**Written instruction:**
Filter these entries so that only lines with the word "JSON" remain.

[Begin Given entries]

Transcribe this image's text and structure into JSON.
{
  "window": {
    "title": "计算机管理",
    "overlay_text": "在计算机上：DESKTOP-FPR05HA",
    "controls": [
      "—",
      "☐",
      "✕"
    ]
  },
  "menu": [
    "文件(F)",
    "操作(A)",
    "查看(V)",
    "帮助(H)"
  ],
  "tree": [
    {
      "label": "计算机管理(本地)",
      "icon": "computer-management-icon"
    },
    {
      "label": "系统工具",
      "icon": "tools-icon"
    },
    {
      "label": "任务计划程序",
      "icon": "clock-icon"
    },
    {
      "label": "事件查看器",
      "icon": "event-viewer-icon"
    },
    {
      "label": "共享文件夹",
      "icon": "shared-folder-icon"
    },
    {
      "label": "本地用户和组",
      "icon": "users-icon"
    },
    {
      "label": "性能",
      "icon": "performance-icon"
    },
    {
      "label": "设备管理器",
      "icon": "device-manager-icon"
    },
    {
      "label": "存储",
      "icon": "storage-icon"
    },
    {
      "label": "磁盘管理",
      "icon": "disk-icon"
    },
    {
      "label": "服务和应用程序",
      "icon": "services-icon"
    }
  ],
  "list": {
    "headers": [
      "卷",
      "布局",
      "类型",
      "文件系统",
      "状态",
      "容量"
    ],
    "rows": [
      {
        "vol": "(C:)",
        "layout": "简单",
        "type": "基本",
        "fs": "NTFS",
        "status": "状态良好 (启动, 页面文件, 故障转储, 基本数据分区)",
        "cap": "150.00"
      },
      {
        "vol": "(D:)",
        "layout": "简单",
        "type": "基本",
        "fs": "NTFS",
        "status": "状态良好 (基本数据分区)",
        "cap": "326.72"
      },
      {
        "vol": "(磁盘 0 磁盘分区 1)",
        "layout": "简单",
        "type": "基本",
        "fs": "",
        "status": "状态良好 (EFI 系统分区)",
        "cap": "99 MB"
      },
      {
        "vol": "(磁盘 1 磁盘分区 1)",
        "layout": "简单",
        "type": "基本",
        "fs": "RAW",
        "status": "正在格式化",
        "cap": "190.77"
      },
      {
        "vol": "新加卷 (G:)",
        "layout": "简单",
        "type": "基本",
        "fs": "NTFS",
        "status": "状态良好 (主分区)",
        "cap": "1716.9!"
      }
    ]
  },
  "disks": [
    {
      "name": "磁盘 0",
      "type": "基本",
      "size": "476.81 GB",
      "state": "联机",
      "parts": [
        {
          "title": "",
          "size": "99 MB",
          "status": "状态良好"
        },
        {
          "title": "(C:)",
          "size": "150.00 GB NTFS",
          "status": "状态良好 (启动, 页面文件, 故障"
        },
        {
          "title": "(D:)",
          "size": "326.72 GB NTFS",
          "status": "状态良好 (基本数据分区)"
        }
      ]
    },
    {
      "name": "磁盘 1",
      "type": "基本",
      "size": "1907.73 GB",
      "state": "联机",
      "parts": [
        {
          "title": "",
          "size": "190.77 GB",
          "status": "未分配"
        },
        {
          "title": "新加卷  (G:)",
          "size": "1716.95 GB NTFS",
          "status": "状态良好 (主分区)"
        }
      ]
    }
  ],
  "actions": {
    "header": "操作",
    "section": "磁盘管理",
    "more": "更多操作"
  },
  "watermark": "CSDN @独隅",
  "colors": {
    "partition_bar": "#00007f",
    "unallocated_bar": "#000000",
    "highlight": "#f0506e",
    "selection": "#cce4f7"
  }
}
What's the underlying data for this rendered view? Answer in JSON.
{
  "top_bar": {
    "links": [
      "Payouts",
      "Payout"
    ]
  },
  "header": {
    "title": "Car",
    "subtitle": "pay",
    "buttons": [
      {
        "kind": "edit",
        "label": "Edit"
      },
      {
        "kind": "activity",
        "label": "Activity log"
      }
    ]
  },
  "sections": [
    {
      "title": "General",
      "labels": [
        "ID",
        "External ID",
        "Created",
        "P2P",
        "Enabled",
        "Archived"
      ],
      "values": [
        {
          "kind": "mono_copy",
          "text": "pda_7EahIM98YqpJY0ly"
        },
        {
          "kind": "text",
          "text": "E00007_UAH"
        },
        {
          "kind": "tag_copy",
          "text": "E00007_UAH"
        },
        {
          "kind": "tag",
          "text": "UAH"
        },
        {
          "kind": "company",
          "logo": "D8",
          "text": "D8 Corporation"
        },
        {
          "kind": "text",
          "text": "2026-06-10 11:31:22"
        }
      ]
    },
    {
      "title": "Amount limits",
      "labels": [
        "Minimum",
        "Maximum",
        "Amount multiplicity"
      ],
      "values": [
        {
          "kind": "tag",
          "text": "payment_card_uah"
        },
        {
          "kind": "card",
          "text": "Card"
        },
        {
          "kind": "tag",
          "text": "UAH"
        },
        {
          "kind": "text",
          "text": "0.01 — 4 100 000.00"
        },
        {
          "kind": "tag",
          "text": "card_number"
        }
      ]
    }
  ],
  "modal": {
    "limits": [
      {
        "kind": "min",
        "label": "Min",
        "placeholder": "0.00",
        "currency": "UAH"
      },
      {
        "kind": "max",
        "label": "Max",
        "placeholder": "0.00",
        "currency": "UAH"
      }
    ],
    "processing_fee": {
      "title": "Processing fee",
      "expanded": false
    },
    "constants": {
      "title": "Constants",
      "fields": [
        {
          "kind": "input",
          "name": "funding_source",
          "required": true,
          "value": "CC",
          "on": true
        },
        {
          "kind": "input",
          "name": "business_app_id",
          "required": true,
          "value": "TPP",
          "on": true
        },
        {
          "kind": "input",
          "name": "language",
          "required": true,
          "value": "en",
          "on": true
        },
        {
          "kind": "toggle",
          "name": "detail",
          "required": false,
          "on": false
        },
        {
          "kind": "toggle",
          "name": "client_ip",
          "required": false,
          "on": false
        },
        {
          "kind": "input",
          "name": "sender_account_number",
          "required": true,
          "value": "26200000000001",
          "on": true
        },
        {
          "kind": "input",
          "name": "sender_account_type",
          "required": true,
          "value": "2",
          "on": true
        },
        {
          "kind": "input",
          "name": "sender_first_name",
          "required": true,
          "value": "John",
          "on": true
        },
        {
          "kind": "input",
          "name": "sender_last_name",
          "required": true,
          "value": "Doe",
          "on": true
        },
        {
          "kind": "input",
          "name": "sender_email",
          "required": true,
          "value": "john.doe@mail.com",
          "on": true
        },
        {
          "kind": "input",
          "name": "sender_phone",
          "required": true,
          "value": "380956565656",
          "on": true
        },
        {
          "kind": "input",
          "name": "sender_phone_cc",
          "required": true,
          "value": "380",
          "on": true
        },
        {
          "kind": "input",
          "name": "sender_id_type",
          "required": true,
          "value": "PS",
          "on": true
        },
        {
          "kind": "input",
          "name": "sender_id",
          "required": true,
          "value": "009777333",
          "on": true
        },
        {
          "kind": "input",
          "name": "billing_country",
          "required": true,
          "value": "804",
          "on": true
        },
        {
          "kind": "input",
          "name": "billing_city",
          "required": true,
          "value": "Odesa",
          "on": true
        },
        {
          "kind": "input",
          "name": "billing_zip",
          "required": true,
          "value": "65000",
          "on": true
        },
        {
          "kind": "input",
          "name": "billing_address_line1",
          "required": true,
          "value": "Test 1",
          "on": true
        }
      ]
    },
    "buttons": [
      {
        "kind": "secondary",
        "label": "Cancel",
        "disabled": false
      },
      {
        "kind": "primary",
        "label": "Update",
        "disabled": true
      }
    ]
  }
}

[End Given entries]
[Begin Given entries]

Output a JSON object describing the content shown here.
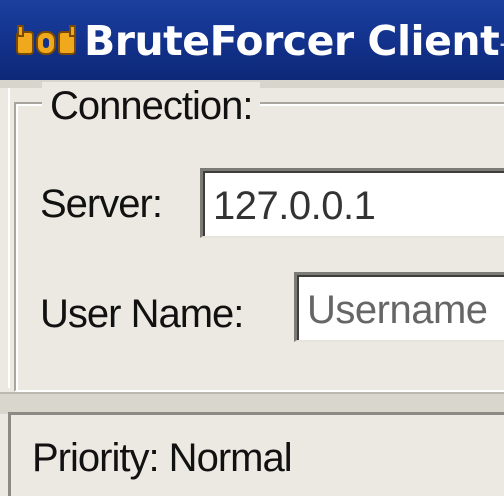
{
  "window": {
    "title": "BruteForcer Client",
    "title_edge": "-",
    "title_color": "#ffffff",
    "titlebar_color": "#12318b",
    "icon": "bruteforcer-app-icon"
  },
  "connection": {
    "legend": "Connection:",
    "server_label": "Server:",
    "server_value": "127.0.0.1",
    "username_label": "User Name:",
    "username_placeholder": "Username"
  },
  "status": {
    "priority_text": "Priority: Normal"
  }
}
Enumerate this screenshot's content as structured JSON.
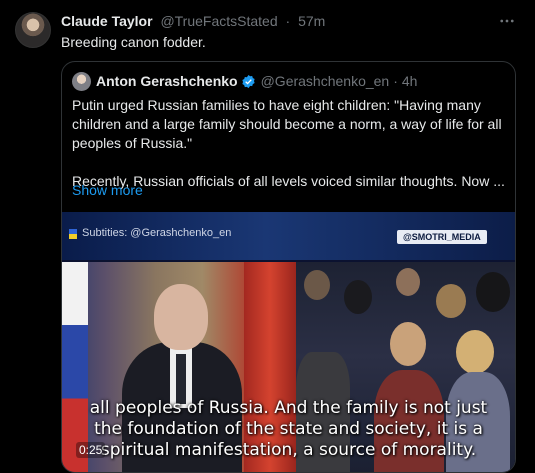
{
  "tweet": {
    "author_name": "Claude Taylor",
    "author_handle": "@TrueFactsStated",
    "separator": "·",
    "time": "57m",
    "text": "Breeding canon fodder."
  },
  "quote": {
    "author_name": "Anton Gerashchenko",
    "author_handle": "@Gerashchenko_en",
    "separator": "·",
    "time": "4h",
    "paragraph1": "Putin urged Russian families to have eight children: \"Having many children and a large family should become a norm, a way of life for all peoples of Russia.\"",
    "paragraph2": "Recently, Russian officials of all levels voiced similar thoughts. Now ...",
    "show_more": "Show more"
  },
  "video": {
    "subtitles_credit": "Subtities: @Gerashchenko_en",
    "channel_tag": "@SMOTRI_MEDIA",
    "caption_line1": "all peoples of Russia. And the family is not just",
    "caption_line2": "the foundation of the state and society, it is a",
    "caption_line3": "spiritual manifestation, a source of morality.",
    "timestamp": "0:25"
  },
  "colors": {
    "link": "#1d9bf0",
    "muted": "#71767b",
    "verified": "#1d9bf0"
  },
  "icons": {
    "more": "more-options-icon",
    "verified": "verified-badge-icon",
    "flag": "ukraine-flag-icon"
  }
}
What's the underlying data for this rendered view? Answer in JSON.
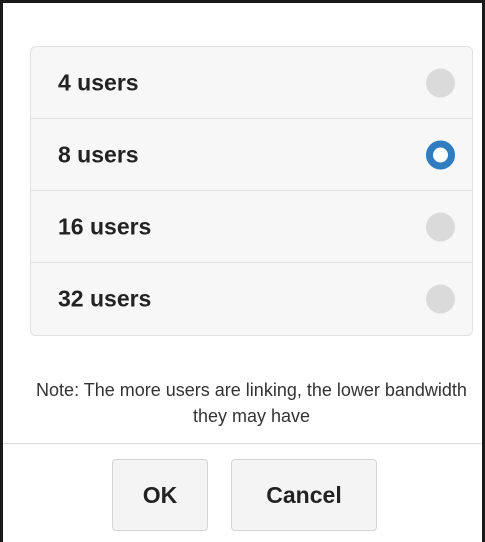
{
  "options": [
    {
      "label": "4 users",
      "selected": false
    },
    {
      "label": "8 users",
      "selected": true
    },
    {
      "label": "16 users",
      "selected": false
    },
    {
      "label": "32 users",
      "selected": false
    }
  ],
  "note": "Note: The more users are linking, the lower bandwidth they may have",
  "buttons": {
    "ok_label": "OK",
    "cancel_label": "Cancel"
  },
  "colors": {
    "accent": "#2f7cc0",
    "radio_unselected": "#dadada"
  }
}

[End Given entries]

**Correct response:**
Transcribe this image's text and structure into JSON.
What's the underlying data for this rendered view? Answer in JSON.
Output a JSON object describing the content shown here.
Enumerate this screenshot's content as structured JSON.
What's the underlying data for this rendered view? Answer in JSON.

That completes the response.